Stated exercise: Quote every line below exactly as it reads.

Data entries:
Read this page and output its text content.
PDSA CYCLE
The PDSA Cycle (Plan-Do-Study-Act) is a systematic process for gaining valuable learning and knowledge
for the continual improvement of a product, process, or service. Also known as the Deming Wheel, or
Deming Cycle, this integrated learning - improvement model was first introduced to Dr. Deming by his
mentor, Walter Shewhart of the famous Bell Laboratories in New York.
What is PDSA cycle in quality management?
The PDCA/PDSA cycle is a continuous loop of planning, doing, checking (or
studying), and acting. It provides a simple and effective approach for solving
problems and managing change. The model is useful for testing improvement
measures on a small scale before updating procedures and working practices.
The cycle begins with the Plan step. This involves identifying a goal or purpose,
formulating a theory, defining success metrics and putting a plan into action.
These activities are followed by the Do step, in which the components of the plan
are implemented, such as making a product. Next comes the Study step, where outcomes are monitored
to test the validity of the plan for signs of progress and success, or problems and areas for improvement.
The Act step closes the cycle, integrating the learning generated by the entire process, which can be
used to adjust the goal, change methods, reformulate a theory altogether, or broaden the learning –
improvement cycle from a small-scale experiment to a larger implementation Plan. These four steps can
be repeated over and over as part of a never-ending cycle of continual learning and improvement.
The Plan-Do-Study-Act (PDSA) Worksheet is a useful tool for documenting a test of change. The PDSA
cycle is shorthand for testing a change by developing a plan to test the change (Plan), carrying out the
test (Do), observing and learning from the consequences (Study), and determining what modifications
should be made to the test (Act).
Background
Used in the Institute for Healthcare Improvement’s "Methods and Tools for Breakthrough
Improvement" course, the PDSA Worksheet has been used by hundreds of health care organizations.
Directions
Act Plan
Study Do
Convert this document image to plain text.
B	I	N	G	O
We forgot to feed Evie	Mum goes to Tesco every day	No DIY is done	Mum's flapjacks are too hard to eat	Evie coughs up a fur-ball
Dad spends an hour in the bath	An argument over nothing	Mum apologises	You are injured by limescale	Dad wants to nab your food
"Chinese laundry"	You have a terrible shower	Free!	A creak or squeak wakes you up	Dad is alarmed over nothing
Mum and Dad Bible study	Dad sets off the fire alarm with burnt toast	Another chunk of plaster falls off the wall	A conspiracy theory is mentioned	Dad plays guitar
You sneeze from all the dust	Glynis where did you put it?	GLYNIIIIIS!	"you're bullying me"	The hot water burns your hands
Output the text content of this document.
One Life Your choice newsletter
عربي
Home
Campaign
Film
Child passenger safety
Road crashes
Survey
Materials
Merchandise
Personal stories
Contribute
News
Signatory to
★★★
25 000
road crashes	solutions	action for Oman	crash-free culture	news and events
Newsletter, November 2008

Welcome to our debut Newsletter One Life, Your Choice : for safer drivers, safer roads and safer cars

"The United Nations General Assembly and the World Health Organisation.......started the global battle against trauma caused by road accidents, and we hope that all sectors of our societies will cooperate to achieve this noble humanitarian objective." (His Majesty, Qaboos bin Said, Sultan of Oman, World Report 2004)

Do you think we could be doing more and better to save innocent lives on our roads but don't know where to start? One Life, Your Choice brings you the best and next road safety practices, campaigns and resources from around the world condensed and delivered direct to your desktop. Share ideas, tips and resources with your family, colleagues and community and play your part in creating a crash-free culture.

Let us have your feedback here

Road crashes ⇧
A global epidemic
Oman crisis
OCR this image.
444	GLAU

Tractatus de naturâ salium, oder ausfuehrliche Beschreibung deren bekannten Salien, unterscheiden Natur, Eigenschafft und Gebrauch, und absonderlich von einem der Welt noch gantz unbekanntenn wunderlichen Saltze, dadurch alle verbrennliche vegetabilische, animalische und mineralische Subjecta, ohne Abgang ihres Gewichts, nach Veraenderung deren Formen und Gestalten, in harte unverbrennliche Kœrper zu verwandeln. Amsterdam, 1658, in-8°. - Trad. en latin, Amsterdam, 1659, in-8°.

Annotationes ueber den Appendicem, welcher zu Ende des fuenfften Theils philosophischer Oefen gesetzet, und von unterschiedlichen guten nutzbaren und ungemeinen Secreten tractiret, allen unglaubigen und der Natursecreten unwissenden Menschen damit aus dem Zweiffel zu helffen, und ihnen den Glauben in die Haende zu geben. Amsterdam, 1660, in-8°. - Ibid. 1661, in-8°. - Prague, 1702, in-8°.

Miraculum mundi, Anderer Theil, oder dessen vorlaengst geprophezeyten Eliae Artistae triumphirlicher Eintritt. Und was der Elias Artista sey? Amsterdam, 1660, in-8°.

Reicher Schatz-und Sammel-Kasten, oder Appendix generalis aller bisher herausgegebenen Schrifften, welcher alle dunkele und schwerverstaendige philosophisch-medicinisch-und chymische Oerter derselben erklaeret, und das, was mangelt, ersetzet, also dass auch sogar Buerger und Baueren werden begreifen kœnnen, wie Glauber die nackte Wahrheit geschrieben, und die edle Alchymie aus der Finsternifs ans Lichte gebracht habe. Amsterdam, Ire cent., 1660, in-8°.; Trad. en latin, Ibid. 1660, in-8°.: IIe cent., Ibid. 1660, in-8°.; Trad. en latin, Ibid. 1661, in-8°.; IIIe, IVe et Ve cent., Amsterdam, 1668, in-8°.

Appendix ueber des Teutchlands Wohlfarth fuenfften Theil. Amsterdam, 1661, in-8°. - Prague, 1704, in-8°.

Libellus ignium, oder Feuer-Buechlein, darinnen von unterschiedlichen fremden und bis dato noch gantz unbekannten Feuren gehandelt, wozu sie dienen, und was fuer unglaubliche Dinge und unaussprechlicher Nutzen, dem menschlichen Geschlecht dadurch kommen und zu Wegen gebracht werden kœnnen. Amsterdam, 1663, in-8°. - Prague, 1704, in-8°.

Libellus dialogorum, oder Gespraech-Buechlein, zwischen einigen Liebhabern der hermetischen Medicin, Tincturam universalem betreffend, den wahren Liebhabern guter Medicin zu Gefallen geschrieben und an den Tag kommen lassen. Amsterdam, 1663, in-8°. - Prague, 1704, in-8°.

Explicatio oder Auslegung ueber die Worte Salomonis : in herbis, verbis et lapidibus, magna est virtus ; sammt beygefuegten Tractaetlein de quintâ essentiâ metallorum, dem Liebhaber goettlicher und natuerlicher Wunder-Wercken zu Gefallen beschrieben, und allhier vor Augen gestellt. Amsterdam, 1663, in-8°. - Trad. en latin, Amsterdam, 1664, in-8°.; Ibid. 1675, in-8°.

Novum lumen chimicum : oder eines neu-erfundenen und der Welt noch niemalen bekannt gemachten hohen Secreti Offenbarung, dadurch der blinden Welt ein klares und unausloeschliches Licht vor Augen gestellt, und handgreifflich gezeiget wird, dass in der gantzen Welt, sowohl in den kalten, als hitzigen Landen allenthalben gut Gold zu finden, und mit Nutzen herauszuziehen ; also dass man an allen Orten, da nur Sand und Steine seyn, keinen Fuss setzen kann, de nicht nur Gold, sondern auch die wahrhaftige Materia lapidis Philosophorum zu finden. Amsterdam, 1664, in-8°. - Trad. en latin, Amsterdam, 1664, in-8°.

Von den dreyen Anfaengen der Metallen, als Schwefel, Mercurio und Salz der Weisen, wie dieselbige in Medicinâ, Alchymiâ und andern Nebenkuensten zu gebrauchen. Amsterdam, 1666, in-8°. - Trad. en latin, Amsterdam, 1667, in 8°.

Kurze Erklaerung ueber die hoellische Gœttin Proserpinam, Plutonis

The solution:
Read this page and output its text content.
PDSA CYCLE
The PDSA Cycle (Plan-Do-Study-Act) is a systematic process for gaining valuable learning and knowledge
for the continual improvement of a product, process, or service. Also known as the Deming Wheel, or
Deming Cycle, this integrated learning - improvement model was first introduced to Dr. Deming by his
mentor, Walter Shewhart of the famous Bell Laboratories in New York.
What is PDSA cycle in quality management?
The PDCA/PDSA cycle is a continuous loop of planning, doing, checking (or
studying), and acting. It provides a simple and effective approach for solving
problems and managing change. The model is useful for testing improvement
measures on a small scale before updating procedures and working practices.
The cycle begins with the Plan step. This involves identifying a goal or purpose,
formulating a theory, defining success metrics and putting a plan into action.
These activities are followed by the Do step, in which the components of the plan
are implemented, such as making a product. Next comes the Study step, where outcomes are monitored
to test the validity of the plan for signs of progress and success, or problems and areas for improvement.
The Act step closes the cycle, integrating the learning generated by the entire process, which can be
used to adjust the goal, change methods, reformulate a theory altogether, or broaden the learning –
improvement cycle from a small-scale experiment to a larger implementation Plan. These four steps can
be repeated over and over as part of a never-ending cycle of continual learning and improvement.
The Plan-Do-Study-Act (PDSA) Worksheet is a useful tool for documenting a test of change. The PDSA
cycle is shorthand for testing a change by developing a plan to test the change (Plan), carrying out the
test (Do), observing and learning from the consequences (Study), and determining what modifications
should be made to the test (Act).
Background
Used in the Institute for Healthcare Improvement’s "Methods and Tools for Breakthrough
Improvement" course, the PDSA Worksheet has been used by hundreds of health care organizations.
Directions
Act Plan
Study Do
Convert this document image to plain text.
B	I	N	G	O
We forgot to feed Evie	Mum goes to Tesco every day	No DIY is done	Mum's flapjacks are too hard to eat	Evie coughs up a fur-ball
Dad spends an hour in the bath	An argument over nothing	Mum apologises	You are injured by limescale	Dad wants to nab your food
"Chinese laundry"	You have a terrible shower	Free!	A creak or squeak wakes you up	Dad is alarmed over nothing
Mum and Dad Bible study	Dad sets off the fire alarm with burnt toast	Another chunk of plaster falls off the wall	A conspiracy theory is mentioned	Dad plays guitar
You sneeze from all the dust	Glynis where did you put it?	GLYNIIIIIS!	"you're bullying me"	The hot water burns your hands
Output the text content of this document.
One Life Your choice newsletter
عربي
Home
Campaign
Film
Child passenger safety
Road crashes
Survey
Materials
Merchandise
Personal stories
Contribute
News
Signatory to
★★★
25 000
road crashes	solutions	action for Oman	crash-free culture	news and events
Newsletter, November 2008

Welcome to our debut Newsletter One Life, Your Choice : for safer drivers, safer roads and safer cars

"The United Nations General Assembly and the World Health Organisation.......started the global battle against trauma caused by road accidents, and we hope that all sectors of our societies will cooperate to achieve this noble humanitarian objective." (His Majesty, Qaboos bin Said, Sultan of Oman, World Report 2004)

Do you think we could be doing more and better to save innocent lives on our roads but don't know where to start? One Life, Your Choice brings you the best and next road safety practices, campaigns and resources from around the world condensed and delivered direct to your desktop. Share ideas, tips and resources with your family, colleagues and community and play your part in creating a crash-free culture.

Let us have your feedback here

Road crashes ⇧
A global epidemic
Oman crisis
OCR this image.
444	GLAU

Tractatus de naturâ salium, oder ausfuehrliche Beschreibung deren bekannten Salien, unterscheiden Natur, Eigenschafft und Gebrauch, und absonderlich von einem der Welt noch gantz unbekanntenn wunderlichen Saltze, dadurch alle verbrennliche vegetabilische, animalische und mineralische Subjecta, ohne Abgang ihres Gewichts, nach Veraenderung deren Formen und Gestalten, in harte unverbrennliche Kœrper zu verwandeln. Amsterdam, 1658, in-8°. - Trad. en latin, Amsterdam, 1659, in-8°.

Annotationes ueber den Appendicem, welcher zu Ende des fuenfften Theils philosophischer Oefen gesetzet, und von unterschiedlichen guten nutzbaren und ungemeinen Secreten tractiret, allen unglaubigen und der Natursecreten unwissenden Menschen damit aus dem Zweiffel zu helffen, und ihnen den Glauben in die Haende zu geben. Amsterdam, 1660, in-8°. - Ibid. 1661, in-8°. - Prague, 1702, in-8°.

Miraculum mundi, Anderer Theil, oder dessen vorlaengst geprophezeyten Eliae Artistae triumphirlicher Eintritt. Und was der Elias Artista sey? Amsterdam, 1660, in-8°.

Reicher Schatz-und Sammel-Kasten, oder Appendix generalis aller bisher herausgegebenen Schrifften, welcher alle dunkele und schwerverstaendige philosophisch-medicinisch-und chymische Oerter derselben erklaeret, und das, was mangelt, ersetzet, also dass auch sogar Buerger und Baueren werden begreifen kœnnen, wie Glauber die nackte Wahrheit geschrieben, und die edle Alchymie aus der Finsternifs ans Lichte gebracht habe. Amsterdam, Ire cent., 1660, in-8°.; Trad. en latin, Ibid. 1660, in-8°.: IIe cent., Ibid. 1660, in-8°.; Trad. en latin, Ibid. 1661, in-8°.; IIIe, IVe et Ve cent., Amsterdam, 1668, in-8°.

Appendix ueber des Teutchlands Wohlfarth fuenfften Theil. Amsterdam, 1661, in-8°. - Prague, 1704, in-8°.

Libellus ignium, oder Feuer-Buechlein, darinnen von unterschiedlichen fremden und bis dato noch gantz unbekannten Feuren gehandelt, wozu sie dienen, und was fuer unglaubliche Dinge und unaussprechlicher Nutzen, dem menschlichen Geschlecht dadurch kommen und zu Wegen gebracht werden kœnnen. Amsterdam, 1663, in-8°. - Prague, 1704, in-8°.

Libellus dialogorum, oder Gespraech-Buechlein, zwischen einigen Liebhabern der hermetischen Medicin, Tincturam universalem betreffend, den wahren Liebhabern guter Medicin zu Gefallen geschrieben und an den Tag kommen lassen. Amsterdam, 1663, in-8°. - Prague, 1704, in-8°.

Explicatio oder Auslegung ueber die Worte Salomonis : in herbis, verbis et lapidibus, magna est virtus ; sammt beygefuegten Tractaetlein de quintâ essentiâ metallorum, dem Liebhaber goettlicher und natuerlicher Wunder-Wercken zu Gefallen beschrieben, und allhier vor Augen gestellt. Amsterdam, 1663, in-8°. - Trad. en latin, Amsterdam, 1664, in-8°.; Ibid. 1675, in-8°.

Novum lumen chimicum : oder eines neu-erfundenen und der Welt noch niemalen bekannt gemachten hohen Secreti Offenbarung, dadurch der blinden Welt ein klares und unausloeschliches Licht vor Augen gestellt, und handgreifflich gezeiget wird, dass in der gantzen Welt, sowohl in den kalten, als hitzigen Landen allenthalben gut Gold zu finden, und mit Nutzen herauszuziehen ; also dass man an allen Orten, da nur Sand und Steine seyn, keinen Fuss setzen kann, de nicht nur Gold, sondern auch die wahrhaftige Materia lapidis Philosophorum zu finden. Amsterdam, 1664, in-8°. - Trad. en latin, Amsterdam, 1664, in-8°.

Von den dreyen Anfaengen der Metallen, als Schwefel, Mercurio und Salz der Weisen, wie dieselbige in Medicinâ, Alchymiâ und andern Nebenkuensten zu gebrauchen. Amsterdam, 1666, in-8°. - Trad. en latin, Amsterdam, 1667, in 8°.

Kurze Erklaerung ueber die hoellische Gœttin Proserpinam, Plutonis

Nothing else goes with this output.